(TEXT BLOCK):

* Start *

Whitney has performed her own blend of sophisticated jazz, classic soul and blues throughout the city in venues such as Vernon’s Black Diamond Lounge, the Santa Ana Star Casino, the Hyatt Tamaya Resort, the Isleta Casino (she was featured in their 2014 Embers’ Steakhouse TV commercial and website), Pappadeaux, Scalo, the Hyatt Regency, St Clair Winery, Casa Rondena Winery, and her "home base" The Hotel Andaluz, where she is the resident performer every Friday in the hotel's Casablanca Room (New Mexico's only dedicated Jazz Nightclub!) with her show, The Art of Jazz with Tracey Whitney, which also features Sid Fendley on the baby grand, Rodney Bowe on the upright bass and Wayne Johnson on drums.

* End *

(DATA LINES):
* Start *

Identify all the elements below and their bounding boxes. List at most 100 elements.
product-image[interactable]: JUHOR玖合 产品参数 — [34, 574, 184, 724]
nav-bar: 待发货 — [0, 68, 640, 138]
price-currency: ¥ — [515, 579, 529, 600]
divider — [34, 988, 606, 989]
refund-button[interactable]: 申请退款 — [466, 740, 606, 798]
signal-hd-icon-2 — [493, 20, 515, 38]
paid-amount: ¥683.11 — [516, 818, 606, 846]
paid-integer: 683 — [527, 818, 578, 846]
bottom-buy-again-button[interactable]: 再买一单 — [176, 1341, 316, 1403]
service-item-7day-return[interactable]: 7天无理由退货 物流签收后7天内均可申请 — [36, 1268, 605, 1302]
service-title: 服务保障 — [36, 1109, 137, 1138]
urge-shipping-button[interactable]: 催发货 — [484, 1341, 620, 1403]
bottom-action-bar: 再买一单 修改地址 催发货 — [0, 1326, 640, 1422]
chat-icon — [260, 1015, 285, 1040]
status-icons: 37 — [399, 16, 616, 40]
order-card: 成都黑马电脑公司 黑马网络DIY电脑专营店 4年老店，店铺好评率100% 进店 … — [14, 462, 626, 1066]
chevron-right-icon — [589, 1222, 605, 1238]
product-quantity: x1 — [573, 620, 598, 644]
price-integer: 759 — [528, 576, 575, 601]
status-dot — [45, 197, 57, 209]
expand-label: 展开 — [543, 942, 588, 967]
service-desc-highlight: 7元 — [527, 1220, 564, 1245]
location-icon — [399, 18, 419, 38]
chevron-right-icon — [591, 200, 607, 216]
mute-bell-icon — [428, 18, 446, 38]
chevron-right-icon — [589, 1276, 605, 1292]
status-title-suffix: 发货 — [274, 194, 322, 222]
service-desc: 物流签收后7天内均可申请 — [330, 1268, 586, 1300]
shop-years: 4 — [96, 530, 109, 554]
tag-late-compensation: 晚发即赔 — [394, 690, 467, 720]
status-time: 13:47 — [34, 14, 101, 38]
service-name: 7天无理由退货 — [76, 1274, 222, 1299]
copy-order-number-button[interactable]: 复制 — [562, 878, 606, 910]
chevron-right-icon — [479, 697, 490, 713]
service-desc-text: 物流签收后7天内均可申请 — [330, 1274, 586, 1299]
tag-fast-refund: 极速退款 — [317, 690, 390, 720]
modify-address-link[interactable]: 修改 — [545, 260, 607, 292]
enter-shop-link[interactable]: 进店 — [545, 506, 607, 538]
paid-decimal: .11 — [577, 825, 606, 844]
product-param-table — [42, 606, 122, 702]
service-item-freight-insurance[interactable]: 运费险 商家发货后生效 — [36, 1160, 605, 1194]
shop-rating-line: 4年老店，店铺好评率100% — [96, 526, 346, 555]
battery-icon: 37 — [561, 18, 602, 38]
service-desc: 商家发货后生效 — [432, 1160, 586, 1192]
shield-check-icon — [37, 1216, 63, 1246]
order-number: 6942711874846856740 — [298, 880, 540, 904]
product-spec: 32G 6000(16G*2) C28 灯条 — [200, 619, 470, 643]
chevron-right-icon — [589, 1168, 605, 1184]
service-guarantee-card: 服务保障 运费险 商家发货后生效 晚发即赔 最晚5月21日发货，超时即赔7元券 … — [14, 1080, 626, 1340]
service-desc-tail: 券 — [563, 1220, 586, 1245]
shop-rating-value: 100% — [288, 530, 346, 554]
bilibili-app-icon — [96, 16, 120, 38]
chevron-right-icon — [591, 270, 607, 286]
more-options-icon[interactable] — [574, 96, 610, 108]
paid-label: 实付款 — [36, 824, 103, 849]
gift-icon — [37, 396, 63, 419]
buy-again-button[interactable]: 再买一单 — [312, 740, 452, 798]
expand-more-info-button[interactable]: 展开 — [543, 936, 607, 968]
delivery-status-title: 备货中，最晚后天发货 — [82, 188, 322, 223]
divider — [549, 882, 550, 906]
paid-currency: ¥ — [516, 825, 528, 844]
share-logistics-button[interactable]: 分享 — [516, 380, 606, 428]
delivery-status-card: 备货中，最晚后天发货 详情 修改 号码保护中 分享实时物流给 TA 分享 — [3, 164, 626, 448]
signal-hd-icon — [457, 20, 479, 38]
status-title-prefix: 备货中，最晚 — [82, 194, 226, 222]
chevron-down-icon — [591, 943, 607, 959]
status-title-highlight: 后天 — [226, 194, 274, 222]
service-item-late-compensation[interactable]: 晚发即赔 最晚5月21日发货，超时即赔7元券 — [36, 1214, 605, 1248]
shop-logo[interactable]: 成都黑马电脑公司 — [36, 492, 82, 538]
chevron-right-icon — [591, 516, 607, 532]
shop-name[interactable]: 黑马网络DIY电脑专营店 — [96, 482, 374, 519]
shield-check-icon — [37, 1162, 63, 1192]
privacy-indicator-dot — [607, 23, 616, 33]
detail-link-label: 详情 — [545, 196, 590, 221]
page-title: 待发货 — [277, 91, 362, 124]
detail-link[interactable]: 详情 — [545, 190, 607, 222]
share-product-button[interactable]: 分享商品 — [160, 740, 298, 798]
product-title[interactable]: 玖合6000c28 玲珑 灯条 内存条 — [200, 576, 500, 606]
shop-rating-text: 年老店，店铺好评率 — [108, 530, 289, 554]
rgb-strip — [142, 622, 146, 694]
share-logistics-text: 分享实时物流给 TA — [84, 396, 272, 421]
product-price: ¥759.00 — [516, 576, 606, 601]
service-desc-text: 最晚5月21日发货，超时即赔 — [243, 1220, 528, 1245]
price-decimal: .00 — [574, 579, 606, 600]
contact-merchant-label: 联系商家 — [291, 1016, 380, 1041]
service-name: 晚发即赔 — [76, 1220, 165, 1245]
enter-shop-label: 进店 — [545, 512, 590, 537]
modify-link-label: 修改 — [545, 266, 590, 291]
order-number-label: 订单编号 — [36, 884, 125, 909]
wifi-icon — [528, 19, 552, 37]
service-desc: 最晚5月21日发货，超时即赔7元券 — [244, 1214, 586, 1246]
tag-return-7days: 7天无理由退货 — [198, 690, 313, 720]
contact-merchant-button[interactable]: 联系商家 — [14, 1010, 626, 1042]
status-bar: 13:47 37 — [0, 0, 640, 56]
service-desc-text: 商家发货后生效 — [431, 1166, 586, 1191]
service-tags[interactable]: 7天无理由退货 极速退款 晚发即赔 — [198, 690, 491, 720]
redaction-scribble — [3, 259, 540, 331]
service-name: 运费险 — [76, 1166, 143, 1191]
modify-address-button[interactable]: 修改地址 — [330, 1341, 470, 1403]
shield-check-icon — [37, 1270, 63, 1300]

* End *

(WHAT THIS EXERCISE ASKS):
**A)** In the passage about Tracey Whitney, why is The Hotel Andaluz called her "home base"? Answer in one to three sentences.
**B)** According to the passage about Tracey Whitney, who plays the upright bass in her show?
**C)** Please continue the passage about Tracey Whitney from where it stops.

(TASK RESPONSES):
**A)** The Hotel Andaluz is her "home base" because she is the resident performer there every Friday. She performs in the hotel's Casablanca Room with her show, The Art of Jazz with Tracey Whitney.

**B)** Rodney Bowe.

**C)**
Tracey serves as President of the Board of Directors of the Musicians Association of Albuquerque/Local 618 of the American Federation of Musicians, and is formerly president of the African American Performing Arts Center Foundation, (she served as a Board member from 2015-2017 and as president 2017-2018). She’s a voting member of the Los Angeles chapter of the National Academy of Recording Arts and Sciences (the GRAMMY Awards), as well as a contributing writer/music critic for Smooth Jazz magazine, tasked with reviewing concerts and CD’s, and interviewing superstars including Earl Klugh, The Yellowjackets, Terence Blanchard and Arturo Sandoval.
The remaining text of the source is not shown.